> _Problem statement_
Copy out every line exactly, passing over the pictures.

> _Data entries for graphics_
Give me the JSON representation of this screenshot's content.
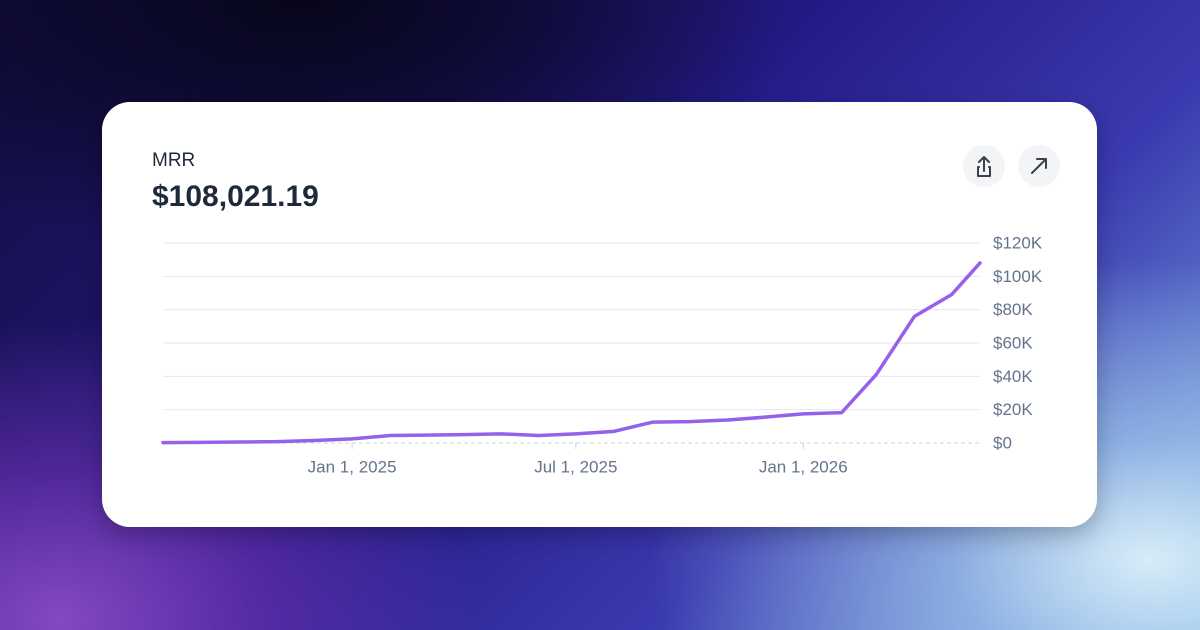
{
  "chart_data": {
    "type": "line",
    "title": "MRR",
    "subtitle": "$108,021.19",
    "x": [
      "2024-08-01",
      "2024-09-01",
      "2024-10-01",
      "2024-11-01",
      "2024-12-01",
      "2025-01-01",
      "2025-02-01",
      "2025-03-01",
      "2025-04-01",
      "2025-05-01",
      "2025-06-01",
      "2025-07-01",
      "2025-08-01",
      "2025-09-01",
      "2025-10-01",
      "2025-11-01",
      "2025-12-01",
      "2026-01-01",
      "2026-02-01",
      "2026-03-01",
      "2026-04-01",
      "2026-05-01",
      "2026-05-24"
    ],
    "series": [
      {
        "name": "MRR",
        "color": "#9461ec",
        "values": [
          200,
          400,
          600,
          800,
          1500,
          2500,
          4500,
          4700,
          5000,
          5500,
          4500,
          5500,
          7000,
          12500,
          12800,
          13800,
          15500,
          17500,
          18200,
          41000,
          76000,
          89000,
          108021.19
        ]
      }
    ],
    "xlim": [
      "2024-08-01",
      "2026-05-24"
    ],
    "xticks": [
      {
        "value": "2025-01-01",
        "label": "Jan 1, 2025"
      },
      {
        "value": "2025-07-01",
        "label": "Jul 1, 2025"
      },
      {
        "value": "2026-01-01",
        "label": "Jan 1, 2026"
      }
    ],
    "ylim": [
      0,
      120000
    ],
    "yticks": [
      {
        "value": 0,
        "label": "$0"
      },
      {
        "value": 20000,
        "label": "$20K"
      },
      {
        "value": 40000,
        "label": "$40K"
      },
      {
        "value": 60000,
        "label": "$60K"
      },
      {
        "value": 80000,
        "label": "$80K"
      },
      {
        "value": 100000,
        "label": "$100K"
      },
      {
        "value": 120000,
        "label": "$120K"
      }
    ],
    "grid": true
  }
}
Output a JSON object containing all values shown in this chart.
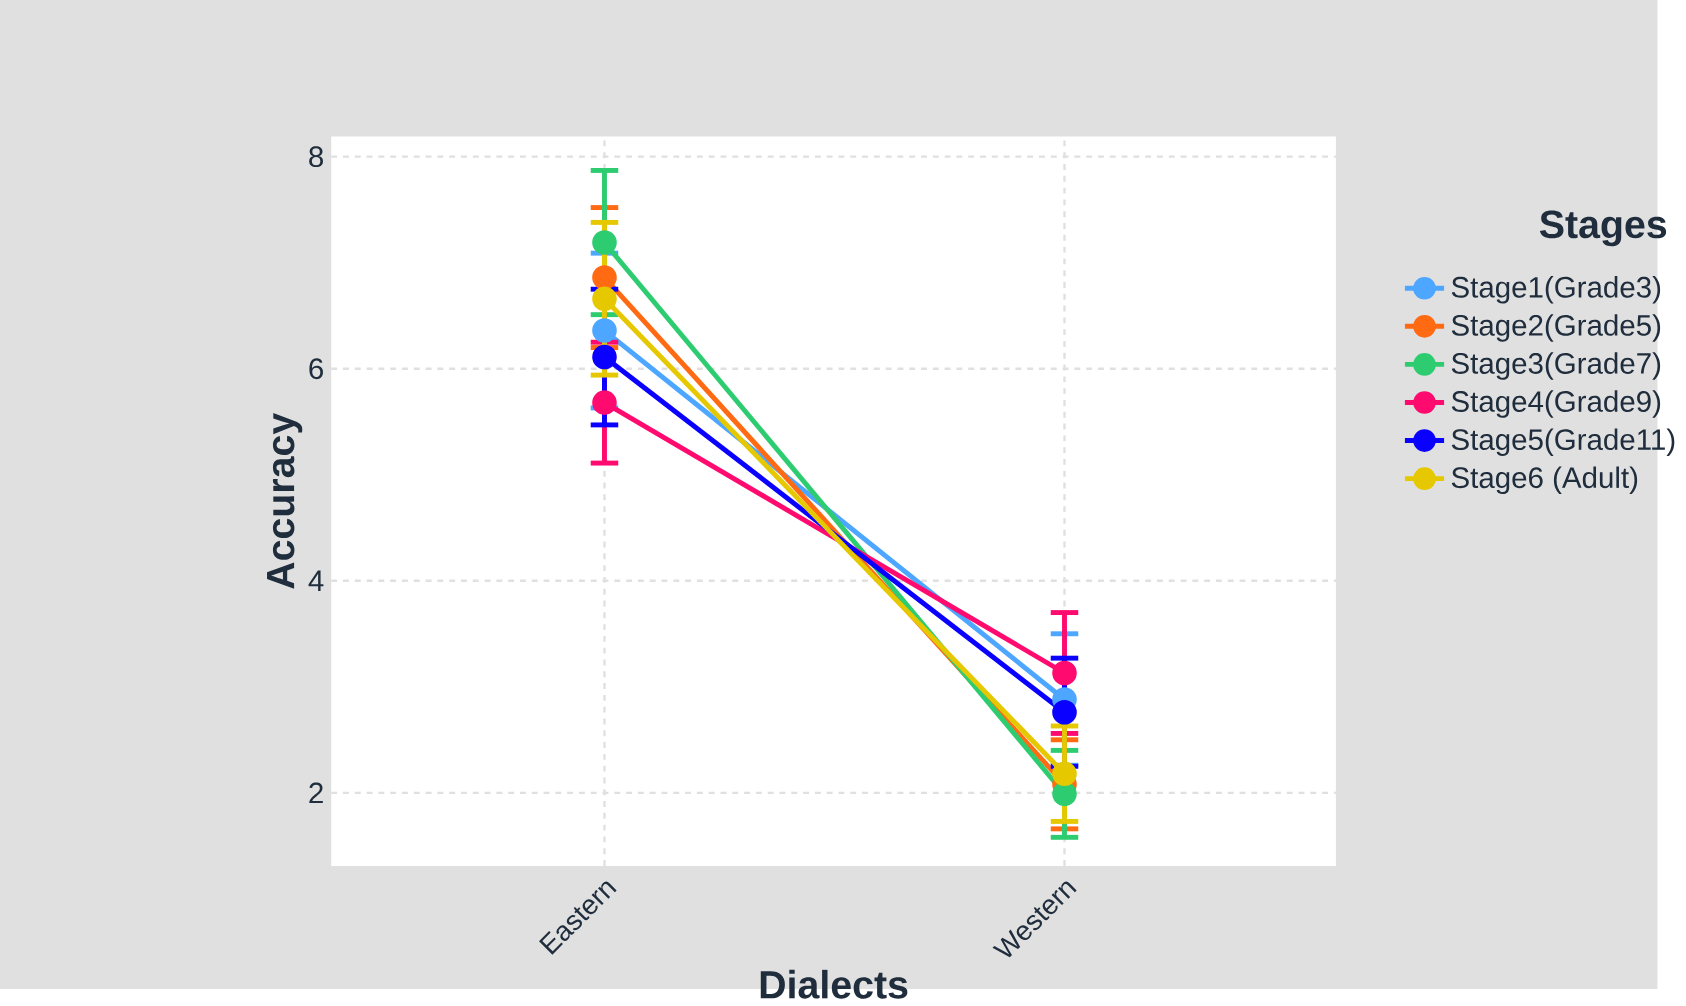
{
  "chart_data": {
    "type": "line",
    "xlabel": "Dialects",
    "ylabel": "Accuracy",
    "legend_title": "Stages",
    "categories": [
      "Eastern",
      "Western"
    ],
    "series": [
      {
        "name": "Stage1(Grade3)",
        "color": "#4da6ff",
        "values": [
          6.36,
          2.88
        ],
        "errors": [
          0.73,
          0.62
        ]
      },
      {
        "name": "Stage2(Grade5)",
        "color": "#ff6a13",
        "values": [
          6.86,
          2.08
        ],
        "errors": [
          0.66,
          0.42
        ]
      },
      {
        "name": "Stage3(Grade7)",
        "color": "#2ecc71",
        "values": [
          7.19,
          1.99
        ],
        "errors": [
          0.68,
          0.41
        ]
      },
      {
        "name": "Stage4(Grade9)",
        "color": "#ff0a6e",
        "values": [
          5.68,
          3.13
        ],
        "errors": [
          0.57,
          0.57
        ]
      },
      {
        "name": "Stage5(Grade11)",
        "color": "#0a00ff",
        "values": [
          6.11,
          2.76
        ],
        "errors": [
          0.64,
          0.51
        ]
      },
      {
        "name": "Stage6 (Adult)",
        "color": "#e6c800",
        "values": [
          6.66,
          2.18
        ],
        "errors": [
          0.72,
          0.45
        ]
      }
    ],
    "ylim": [
      1.31,
      8.19
    ],
    "yticks": [
      2,
      4,
      6,
      8
    ],
    "grid": true,
    "legend": "right",
    "marker": "circle",
    "line_style": "solid"
  }
}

> _Final answer_
Give me the JSON representation of this screenshot's content.
{
  "chart_data": {
    "type": "line",
    "title": "MRR",
    "subtitle": "$108,021.19",
    "x": [
      "2024-08-01",
      "2024-09-01",
      "2024-10-01",
      "2024-11-01",
      "2024-12-01",
      "2025-01-01",
      "2025-02-01",
      "2025-03-01",
      "2025-04-01",
      "2025-05-01",
      "2025-06-01",
      "2025-07-01",
      "2025-08-01",
      "2025-09-01",
      "2025-10-01",
      "2025-11-01",
      "2025-12-01",
      "2026-01-01",
      "2026-02-01",
      "2026-03-01",
      "2026-04-01",
      "2026-05-01",
      "2026-05-24"
    ],
    "series": [
      {
        "name": "MRR",
        "color": "#9461ec",
        "values": [
          200,
          400,
          600,
          800,
          1500,
          2500,
          4500,
          4700,
          5000,
          5500,
          4500,
          5500,
          7000,
          12500,
          12800,
          13800,
          15500,
          17500,
          18200,
          41000,
          76000,
          89000,
          108021.19
        ]
      }
    ],
    "xlim": [
      "2024-08-01",
      "2026-05-24"
    ],
    "xticks": [
      {
        "value": "2025-01-01",
        "label": "Jan 1, 2025"
      },
      {
        "value": "2025-07-01",
        "label": "Jul 1, 2025"
      },
      {
        "value": "2026-01-01",
        "label": "Jan 1, 2026"
      }
    ],
    "ylim": [
      0,
      120000
    ],
    "yticks": [
      {
        "value": 0,
        "label": "$0"
      },
      {
        "value": 20000,
        "label": "$20K"
      },
      {
        "value": 40000,
        "label": "$40K"
      },
      {
        "value": 60000,
        "label": "$60K"
      },
      {
        "value": 80000,
        "label": "$80K"
      },
      {
        "value": 100000,
        "label": "$100K"
      },
      {
        "value": 120000,
        "label": "$120K"
      }
    ],
    "grid": true
  }
}
Output a JSON object containing all values shown in this chart.
{
  "chart_data": {
    "type": "line",
    "xlabel": "Dialects",
    "ylabel": "Accuracy",
    "legend_title": "Stages",
    "categories": [
      "Eastern",
      "Western"
    ],
    "series": [
      {
        "name": "Stage1(Grade3)",
        "color": "#4da6ff",
        "values": [
          6.36,
          2.88
        ],
        "errors": [
          0.73,
          0.62
        ]
      },
      {
        "name": "Stage2(Grade5)",
        "color": "#ff6a13",
        "values": [
          6.86,
          2.08
        ],
        "errors": [
          0.66,
          0.42
        ]
      },
      {
        "name": "Stage3(Grade7)",
        "color": "#2ecc71",
        "values": [
          7.19,
          1.99
        ],
        "errors": [
          0.68,
          0.41
        ]
      },
      {
        "name": "Stage4(Grade9)",
        "color": "#ff0a6e",
        "values": [
          5.68,
          3.13
        ],
        "errors": [
          0.57,
          0.57
        ]
      },
      {
        "name": "Stage5(Grade11)",
        "color": "#0a00ff",
        "values": [
          6.11,
          2.76
        ],
        "errors": [
          0.64,
          0.51
        ]
      },
      {
        "name": "Stage6 (Adult)",
        "color": "#e6c800",
        "values": [
          6.66,
          2.18
        ],
        "errors": [
          0.72,
          0.45
        ]
      }
    ],
    "ylim": [
      1.31,
      8.19
    ],
    "yticks": [
      2,
      4,
      6,
      8
    ],
    "grid": true,
    "legend": "right",
    "marker": "circle",
    "line_style": "solid"
  }
}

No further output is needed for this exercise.